**Given instruction**
Copy out every line of the data entries without any change, keeping the original wording, numbers and order.

## BEGIN Source records

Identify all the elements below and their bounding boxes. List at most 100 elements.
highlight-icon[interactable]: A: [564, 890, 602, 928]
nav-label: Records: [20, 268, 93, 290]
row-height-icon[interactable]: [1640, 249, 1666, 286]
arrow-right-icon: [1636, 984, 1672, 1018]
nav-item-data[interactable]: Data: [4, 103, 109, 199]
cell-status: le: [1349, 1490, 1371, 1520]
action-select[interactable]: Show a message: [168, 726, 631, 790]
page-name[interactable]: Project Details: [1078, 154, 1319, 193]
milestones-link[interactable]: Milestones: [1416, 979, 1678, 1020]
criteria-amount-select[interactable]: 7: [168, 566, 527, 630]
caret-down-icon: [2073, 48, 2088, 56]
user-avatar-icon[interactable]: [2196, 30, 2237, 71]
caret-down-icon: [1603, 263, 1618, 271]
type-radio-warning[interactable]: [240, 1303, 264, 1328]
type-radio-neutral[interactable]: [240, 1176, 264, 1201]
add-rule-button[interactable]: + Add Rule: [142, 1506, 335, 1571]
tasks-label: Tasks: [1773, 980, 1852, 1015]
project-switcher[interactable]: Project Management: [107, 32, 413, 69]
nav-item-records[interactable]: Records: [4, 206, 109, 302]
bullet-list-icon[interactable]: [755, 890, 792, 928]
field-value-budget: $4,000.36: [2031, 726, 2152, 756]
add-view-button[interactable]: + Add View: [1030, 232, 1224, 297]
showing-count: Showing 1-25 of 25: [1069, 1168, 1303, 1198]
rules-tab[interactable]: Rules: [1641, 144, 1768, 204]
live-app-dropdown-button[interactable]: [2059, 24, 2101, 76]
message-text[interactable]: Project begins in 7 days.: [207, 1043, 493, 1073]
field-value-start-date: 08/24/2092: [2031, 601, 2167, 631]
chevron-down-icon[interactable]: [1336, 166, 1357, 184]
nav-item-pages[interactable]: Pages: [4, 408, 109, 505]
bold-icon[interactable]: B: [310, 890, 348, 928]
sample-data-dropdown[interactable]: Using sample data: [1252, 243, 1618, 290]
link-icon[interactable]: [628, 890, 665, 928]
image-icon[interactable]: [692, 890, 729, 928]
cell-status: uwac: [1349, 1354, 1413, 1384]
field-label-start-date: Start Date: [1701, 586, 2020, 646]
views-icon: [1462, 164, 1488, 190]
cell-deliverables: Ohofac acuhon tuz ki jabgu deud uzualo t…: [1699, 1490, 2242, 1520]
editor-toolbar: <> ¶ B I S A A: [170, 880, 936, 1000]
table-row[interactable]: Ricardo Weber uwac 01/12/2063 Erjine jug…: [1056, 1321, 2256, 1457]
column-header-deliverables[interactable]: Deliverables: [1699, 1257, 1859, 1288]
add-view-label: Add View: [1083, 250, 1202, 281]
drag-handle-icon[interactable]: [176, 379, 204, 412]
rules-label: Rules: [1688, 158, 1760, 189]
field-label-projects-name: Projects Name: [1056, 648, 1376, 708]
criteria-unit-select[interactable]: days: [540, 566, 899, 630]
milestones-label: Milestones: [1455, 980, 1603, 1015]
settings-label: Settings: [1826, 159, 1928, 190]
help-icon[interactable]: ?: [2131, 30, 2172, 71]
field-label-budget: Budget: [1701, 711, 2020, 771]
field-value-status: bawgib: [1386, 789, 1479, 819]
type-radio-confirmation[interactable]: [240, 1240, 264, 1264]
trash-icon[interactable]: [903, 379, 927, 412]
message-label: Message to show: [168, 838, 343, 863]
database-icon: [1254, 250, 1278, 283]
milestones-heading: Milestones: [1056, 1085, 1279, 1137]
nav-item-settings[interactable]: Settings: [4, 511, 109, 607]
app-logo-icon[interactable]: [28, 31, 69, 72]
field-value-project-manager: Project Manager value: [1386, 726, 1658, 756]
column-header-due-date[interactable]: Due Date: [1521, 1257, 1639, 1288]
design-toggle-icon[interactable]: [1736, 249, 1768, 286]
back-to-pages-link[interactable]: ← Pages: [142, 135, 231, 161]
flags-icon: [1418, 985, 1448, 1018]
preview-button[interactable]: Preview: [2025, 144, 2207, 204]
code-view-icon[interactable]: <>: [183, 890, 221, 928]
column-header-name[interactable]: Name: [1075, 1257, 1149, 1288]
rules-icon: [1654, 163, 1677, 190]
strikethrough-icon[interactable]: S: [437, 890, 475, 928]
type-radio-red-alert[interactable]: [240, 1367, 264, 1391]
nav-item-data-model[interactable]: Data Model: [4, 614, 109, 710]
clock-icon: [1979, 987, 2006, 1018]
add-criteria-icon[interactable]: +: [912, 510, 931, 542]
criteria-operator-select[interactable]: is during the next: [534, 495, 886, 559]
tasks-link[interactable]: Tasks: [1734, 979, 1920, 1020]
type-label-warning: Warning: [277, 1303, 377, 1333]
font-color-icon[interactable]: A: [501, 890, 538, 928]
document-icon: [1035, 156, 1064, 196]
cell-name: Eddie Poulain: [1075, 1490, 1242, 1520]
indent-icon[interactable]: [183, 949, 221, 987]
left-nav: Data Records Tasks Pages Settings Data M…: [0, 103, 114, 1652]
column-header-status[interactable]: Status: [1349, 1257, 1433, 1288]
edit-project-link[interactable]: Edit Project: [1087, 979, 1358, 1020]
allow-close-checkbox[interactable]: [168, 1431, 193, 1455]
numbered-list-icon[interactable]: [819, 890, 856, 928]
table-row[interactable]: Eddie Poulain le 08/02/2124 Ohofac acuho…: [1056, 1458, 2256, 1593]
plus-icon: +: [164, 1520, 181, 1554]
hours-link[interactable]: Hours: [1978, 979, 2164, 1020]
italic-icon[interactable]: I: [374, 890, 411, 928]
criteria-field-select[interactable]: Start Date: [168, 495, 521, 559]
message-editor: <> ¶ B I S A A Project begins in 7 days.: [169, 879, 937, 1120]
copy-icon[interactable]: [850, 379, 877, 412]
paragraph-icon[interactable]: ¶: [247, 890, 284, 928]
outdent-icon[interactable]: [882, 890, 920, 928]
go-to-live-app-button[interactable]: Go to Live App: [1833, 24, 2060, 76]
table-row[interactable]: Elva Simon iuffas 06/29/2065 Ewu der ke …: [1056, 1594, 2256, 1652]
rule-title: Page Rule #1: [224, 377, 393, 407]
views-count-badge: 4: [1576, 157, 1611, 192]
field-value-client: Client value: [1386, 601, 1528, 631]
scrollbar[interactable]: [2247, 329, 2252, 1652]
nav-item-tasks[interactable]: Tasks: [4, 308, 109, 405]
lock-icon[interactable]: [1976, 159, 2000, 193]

## END Source records

**Completed exercise**
Identify all the elements below and their bounding boxes. List at most 100 elements.
highlight-icon[interactable]: A: [564, 890, 602, 928]
nav-label: Records: [20, 268, 93, 290]
row-height-icon[interactable]: [1640, 249, 1666, 286]
arrow-right-icon: [1636, 984, 1672, 1018]
nav-item-data[interactable]: Data: [4, 103, 109, 199]
cell-status: le: [1349, 1490, 1371, 1520]
action-select[interactable]: Show a message: [168, 726, 631, 790]
page-name[interactable]: Project Details: [1078, 154, 1319, 193]
milestones-link[interactable]: Milestones: [1416, 979, 1678, 1020]
criteria-amount-select[interactable]: 7: [168, 566, 527, 630]
caret-down-icon: [2073, 48, 2088, 56]
user-avatar-icon[interactable]: [2196, 30, 2237, 71]
caret-down-icon: [1603, 263, 1618, 271]
type-radio-warning[interactable]: [240, 1303, 264, 1328]
type-radio-neutral[interactable]: [240, 1176, 264, 1201]
add-rule-button[interactable]: + Add Rule: [142, 1506, 335, 1571]
tasks-label: Tasks: [1773, 980, 1852, 1015]
project-switcher[interactable]: Project Management: [107, 32, 413, 69]
nav-item-records[interactable]: Records: [4, 206, 109, 302]
bullet-list-icon[interactable]: [755, 890, 792, 928]
field-value-budget: $4,000.36: [2031, 726, 2152, 756]
add-view-button[interactable]: + Add View: [1030, 232, 1224, 297]
showing-count: Showing 1-25 of 25: [1069, 1168, 1303, 1198]
rules-tab[interactable]: Rules: [1641, 144, 1768, 204]
live-app-dropdown-button[interactable]: [2059, 24, 2101, 76]
message-text[interactable]: Project begins in 7 days.: [207, 1043, 493, 1073]
field-value-start-date: 08/24/2092: [2031, 601, 2167, 631]
chevron-down-icon[interactable]: [1336, 166, 1357, 184]
nav-item-pages[interactable]: Pages: [4, 408, 109, 505]
bold-icon[interactable]: B: [310, 890, 348, 928]
sample-data-dropdown[interactable]: Using sample data: [1252, 243, 1618, 290]
link-icon[interactable]: [628, 890, 665, 928]
image-icon[interactable]: [692, 890, 729, 928]
cell-status: uwac: [1349, 1354, 1413, 1384]
field-label-start-date: Start Date: [1701, 586, 2020, 646]
views-icon: [1462, 164, 1488, 190]
cell-deliverables: Ohofac acuhon tuz ki jabgu deud uzualo t…: [1699, 1490, 2242, 1520]
editor-toolbar: <> ¶ B I S A A: [170, 880, 936, 1000]
table-row[interactable]: Ricardo Weber uwac 01/12/2063 Erjine jug…: [1056, 1321, 2256, 1457]
column-header-deliverables[interactable]: Deliverables: [1699, 1257, 1859, 1288]
add-view-label: Add View: [1083, 250, 1202, 281]
drag-handle-icon[interactable]: [176, 379, 204, 412]
rules-label: Rules: [1688, 158, 1760, 189]
field-label-projects-name: Projects Name: [1056, 648, 1376, 708]
criteria-unit-select[interactable]: days: [540, 566, 899, 630]
milestones-label: Milestones: [1455, 980, 1603, 1015]
settings-label: Settings: [1826, 159, 1928, 190]
help-icon[interactable]: ?: [2131, 30, 2172, 71]
field-label-budget: Budget: [1701, 711, 2020, 771]
field-value-status: bawgib: [1386, 789, 1479, 819]
type-radio-confirmation[interactable]: [240, 1240, 264, 1264]
trash-icon[interactable]: [903, 379, 927, 412]
message-label: Message to show: [168, 838, 343, 863]
database-icon: [1254, 250, 1278, 283]
milestones-heading: Milestones: [1056, 1085, 1279, 1137]
nav-item-settings[interactable]: Settings: [4, 511, 109, 607]
app-logo-icon[interactable]: [28, 31, 69, 72]
field-value-project-manager: Project Manager value: [1386, 726, 1658, 756]
column-header-due-date[interactable]: Due Date: [1521, 1257, 1639, 1288]
design-toggle-icon[interactable]: [1736, 249, 1768, 286]
back-to-pages-link[interactable]: ← Pages: [142, 135, 231, 161]
flags-icon: [1418, 985, 1448, 1018]
preview-button[interactable]: Preview: [2025, 144, 2207, 204]
code-view-icon[interactable]: <>: [183, 890, 221, 928]
column-header-name[interactable]: Name: [1075, 1257, 1149, 1288]
rules-icon: [1654, 163, 1677, 190]
strikethrough-icon[interactable]: S: [437, 890, 475, 928]
type-radio-red-alert[interactable]: [240, 1367, 264, 1391]
nav-item-data-model[interactable]: Data Model: [4, 614, 109, 710]
clock-icon: [1979, 987, 2006, 1018]
add-criteria-icon[interactable]: +: [912, 510, 931, 542]
criteria-operator-select[interactable]: is during the next: [534, 495, 886, 559]
tasks-link[interactable]: Tasks: [1734, 979, 1920, 1020]
type-label-warning: Warning: [277, 1303, 377, 1333]
font-color-icon[interactable]: A: [501, 890, 538, 928]
document-icon: [1035, 156, 1064, 196]
cell-name: Eddie Poulain: [1075, 1490, 1242, 1520]
indent-icon[interactable]: [183, 949, 221, 987]
left-nav: Data Records Tasks Pages Settings Data M…: [0, 103, 114, 1652]
column-header-status[interactable]: Status: [1349, 1257, 1433, 1288]
edit-project-link[interactable]: Edit Project: [1087, 979, 1358, 1020]
allow-close-checkbox[interactable]: [168, 1431, 193, 1455]
numbered-list-icon[interactable]: [819, 890, 856, 928]
table-row[interactable]: Eddie Poulain le 08/02/2124 Ohofac acuho…: [1056, 1458, 2256, 1593]
plus-icon: +: [164, 1520, 181, 1554]
hours-link[interactable]: Hours: [1978, 979, 2164, 1020]
italic-icon[interactable]: I: [374, 890, 411, 928]
criteria-field-select[interactable]: Start Date: [168, 495, 521, 559]
message-editor: <> ¶ B I S A A Project begins in 7 days.: [169, 879, 937, 1120]
copy-icon[interactable]: [850, 379, 877, 412]
paragraph-icon[interactable]: ¶: [247, 890, 284, 928]
outdent-icon[interactable]: [882, 890, 920, 928]
go-to-live-app-button[interactable]: Go to Live App: [1833, 24, 2060, 76]
table-row[interactable]: Elva Simon iuffas 06/29/2065 Ewu der ke …: [1056, 1594, 2256, 1652]
rule-title: Page Rule #1: [224, 377, 393, 407]
views-count-badge: 4: [1576, 157, 1611, 192]
field-value-client: Client value: [1386, 601, 1528, 631]
scrollbar[interactable]: [2247, 329, 2252, 1652]
nav-item-tasks[interactable]: Tasks: [4, 308, 109, 405]
lock-icon[interactable]: [1976, 159, 2000, 193]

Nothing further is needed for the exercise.